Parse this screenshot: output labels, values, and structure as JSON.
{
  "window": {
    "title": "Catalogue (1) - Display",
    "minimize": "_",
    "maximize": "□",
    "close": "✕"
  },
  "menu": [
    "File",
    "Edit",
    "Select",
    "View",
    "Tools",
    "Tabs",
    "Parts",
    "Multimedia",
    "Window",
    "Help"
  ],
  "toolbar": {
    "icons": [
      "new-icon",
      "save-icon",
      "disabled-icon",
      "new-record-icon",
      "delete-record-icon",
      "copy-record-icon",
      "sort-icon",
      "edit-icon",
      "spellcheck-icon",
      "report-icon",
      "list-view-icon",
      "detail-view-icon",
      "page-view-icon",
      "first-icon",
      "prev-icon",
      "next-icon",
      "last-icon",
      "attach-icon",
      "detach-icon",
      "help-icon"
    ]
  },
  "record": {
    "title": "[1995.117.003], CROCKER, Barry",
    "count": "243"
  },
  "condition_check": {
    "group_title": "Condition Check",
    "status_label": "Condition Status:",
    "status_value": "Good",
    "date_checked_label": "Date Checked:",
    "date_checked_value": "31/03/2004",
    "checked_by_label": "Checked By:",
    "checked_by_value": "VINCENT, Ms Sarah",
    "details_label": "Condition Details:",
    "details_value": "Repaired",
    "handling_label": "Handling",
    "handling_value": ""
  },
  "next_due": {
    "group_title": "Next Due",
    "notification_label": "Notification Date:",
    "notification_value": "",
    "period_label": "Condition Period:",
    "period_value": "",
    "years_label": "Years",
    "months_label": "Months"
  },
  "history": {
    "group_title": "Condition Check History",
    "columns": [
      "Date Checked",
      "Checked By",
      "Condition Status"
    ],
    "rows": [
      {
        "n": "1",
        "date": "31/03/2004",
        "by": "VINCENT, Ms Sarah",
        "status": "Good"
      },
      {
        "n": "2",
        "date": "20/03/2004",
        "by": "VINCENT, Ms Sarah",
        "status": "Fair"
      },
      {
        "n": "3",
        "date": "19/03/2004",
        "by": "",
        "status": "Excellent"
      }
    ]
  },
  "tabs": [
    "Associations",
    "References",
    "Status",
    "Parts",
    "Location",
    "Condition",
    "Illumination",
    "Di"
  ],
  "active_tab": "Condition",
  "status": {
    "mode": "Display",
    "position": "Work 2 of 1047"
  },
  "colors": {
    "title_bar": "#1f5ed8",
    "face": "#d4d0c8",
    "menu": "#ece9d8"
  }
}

WRITTEN PROBLEM: Repeat each entry word for word.

TASK OUTPUT:
Parse this screenshot: output labels, values, and structure as JSON.
{
  "window": {
    "title": "Catalogue (1) - Display",
    "minimize": "_",
    "maximize": "□",
    "close": "✕"
  },
  "menu": [
    "File",
    "Edit",
    "Select",
    "View",
    "Tools",
    "Tabs",
    "Parts",
    "Multimedia",
    "Window",
    "Help"
  ],
  "toolbar": {
    "icons": [
      "new-icon",
      "save-icon",
      "disabled-icon",
      "new-record-icon",
      "delete-record-icon",
      "copy-record-icon",
      "sort-icon",
      "edit-icon",
      "spellcheck-icon",
      "report-icon",
      "list-view-icon",
      "detail-view-icon",
      "page-view-icon",
      "first-icon",
      "prev-icon",
      "next-icon",
      "last-icon",
      "attach-icon",
      "detach-icon",
      "help-icon"
    ]
  },
  "record": {
    "title": "[1995.117.003], CROCKER, Barry",
    "count": "243"
  },
  "condition_check": {
    "group_title": "Condition Check",
    "status_label": "Condition Status:",
    "status_value": "Good",
    "date_checked_label": "Date Checked:",
    "date_checked_value": "31/03/2004",
    "checked_by_label": "Checked By:",
    "checked_by_value": "VINCENT, Ms Sarah",
    "details_label": "Condition Details:",
    "details_value": "Repaired",
    "handling_label": "Handling",
    "handling_value": ""
  },
  "next_due": {
    "group_title": "Next Due",
    "notification_label": "Notification Date:",
    "notification_value": "",
    "period_label": "Condition Period:",
    "period_value": "",
    "years_label": "Years",
    "months_label": "Months"
  },
  "history": {
    "group_title": "Condition Check History",
    "columns": [
      "Date Checked",
      "Checked By",
      "Condition Status"
    ],
    "rows": [
      {
        "n": "1",
        "date": "31/03/2004",
        "by": "VINCENT, Ms Sarah",
        "status": "Good"
      },
      {
        "n": "2",
        "date": "20/03/2004",
        "by": "VINCENT, Ms Sarah",
        "status": "Fair"
      },
      {
        "n": "3",
        "date": "19/03/2004",
        "by": "",
        "status": "Excellent"
      }
    ]
  },
  "tabs": [
    "Associations",
    "References",
    "Status",
    "Parts",
    "Location",
    "Condition",
    "Illumination",
    "Di"
  ],
  "active_tab": "Condition",
  "status": {
    "mode": "Display",
    "position": "Work 2 of 1047"
  },
  "colors": {
    "title_bar": "#1f5ed8",
    "face": "#d4d0c8",
    "menu": "#ece9d8"
  }
}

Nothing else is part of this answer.